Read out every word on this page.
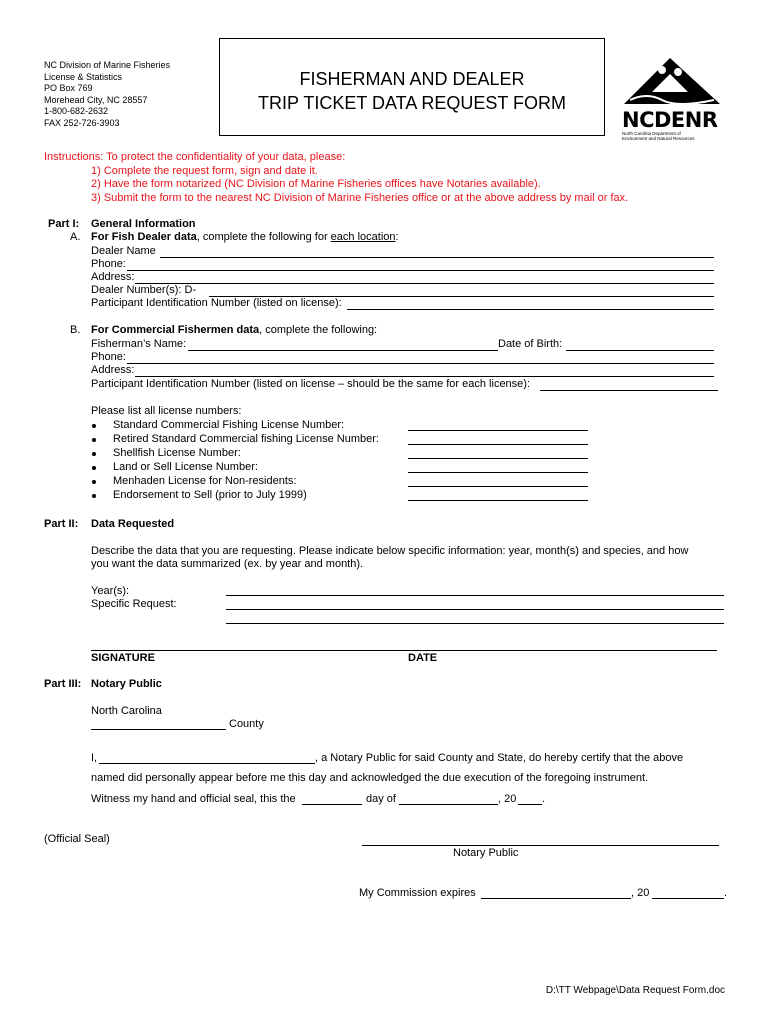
NC Division of Marine Fisheries
License & Statistics
PO Box 769
Morehead City, NC 28557
1-800-682-2632
FAX 252-726-3903
FISHERMAN AND DEALER
TRIP TICKET DATA REQUEST FORM
NCDENR
North Carolina Department of
Environment and Natural Resources
Instructions: To protect the confidentiality of your data, please:
1) Complete the request form, sign and date it.
2) Have the form notarized (NC Division of Marine Fisheries offices have Notaries available).
3) Submit the form to the nearest NC Division of Marine Fisheries office or at the above address by mail or fax.
Part I: General Information
A. For Fish Dealer data, complete the following for each location:
Dealer Name
Phone:
Address:
Dealer Number(s): D-
Participant Identification Number (listed on license):
B. For Commercial Fishermen data, complete the following:
Fisherman’s Name:	Date of Birth:
Phone:
Address:
Participant Identification Number (listed on license – should be the same for each license):
Please list all license numbers:
Standard Commercial Fishing License Number:
Retired Standard Commercial fishing License Number:
Shellfish License Number:
Land or Sell License Number:
Menhaden License for Non-residents:
Endorsement to Sell (prior to July 1999)
Part II: Data Requested
Describe the data that you are requesting. Please indicate below specific information: year, month(s) and species, and how
you want the data summarized (ex. by year and month).
Year(s):
Specific Request:
SIGNATURE	DATE
Part III: Notary Public
North Carolina
County
I,	, a Notary Public for said County and State, do hereby certify that the above
named did personally appear before me this day and acknowledged the due execution of the foregoing instrument.
Witness my hand and official seal, this the	day of	, 20 .
(Official Seal)
Notary Public
My Commission expires	, 20	.
D:\TT Webpage\Data Request Form.doc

********************

- [What is needed]
Without the pictures, repeat all the records word for word.

- [Answer for the task]
Read out every word on this page.
NC Division of Marine Fisheries
License & Statistics
PO Box 769
Morehead City, NC 28557
1-800-682-2632
FAX 252-726-3903
FISHERMAN AND DEALER
TRIP TICKET DATA REQUEST FORM
NCDENR
North Carolina Department of
Environment and Natural Resources
Instructions: To protect the confidentiality of your data, please:
1) Complete the request form, sign and date it.
2) Have the form notarized (NC Division of Marine Fisheries offices have Notaries available).
3) Submit the form to the nearest NC Division of Marine Fisheries office or at the above address by mail or fax.
Part I: General Information
A. For Fish Dealer data, complete the following for each location:
Dealer Name
Phone:
Address:
Dealer Number(s): D-
Participant Identification Number (listed on license):
B. For Commercial Fishermen data, complete the following:
Fisherman’s Name:	Date of Birth:
Phone:
Address:
Participant Identification Number (listed on license – should be the same for each license):
Please list all license numbers:
Standard Commercial Fishing License Number:
Retired Standard Commercial fishing License Number:
Shellfish License Number:
Land or Sell License Number:
Menhaden License for Non-residents:
Endorsement to Sell (prior to July 1999)
Part II: Data Requested
Describe the data that you are requesting. Please indicate below specific information: year, month(s) and species, and how
you want the data summarized (ex. by year and month).
Year(s):
Specific Request:
SIGNATURE	DATE
Part III: Notary Public
North Carolina
County
I,	, a Notary Public for said County and State, do hereby certify that the above
named did personally appear before me this day and acknowledged the due execution of the foregoing instrument.
Witness my hand and official seal, this the	day of	, 20 .
(Official Seal)
Notary Public
My Commission expires	, 20	.
D:\TT Webpage\Data Request Form.doc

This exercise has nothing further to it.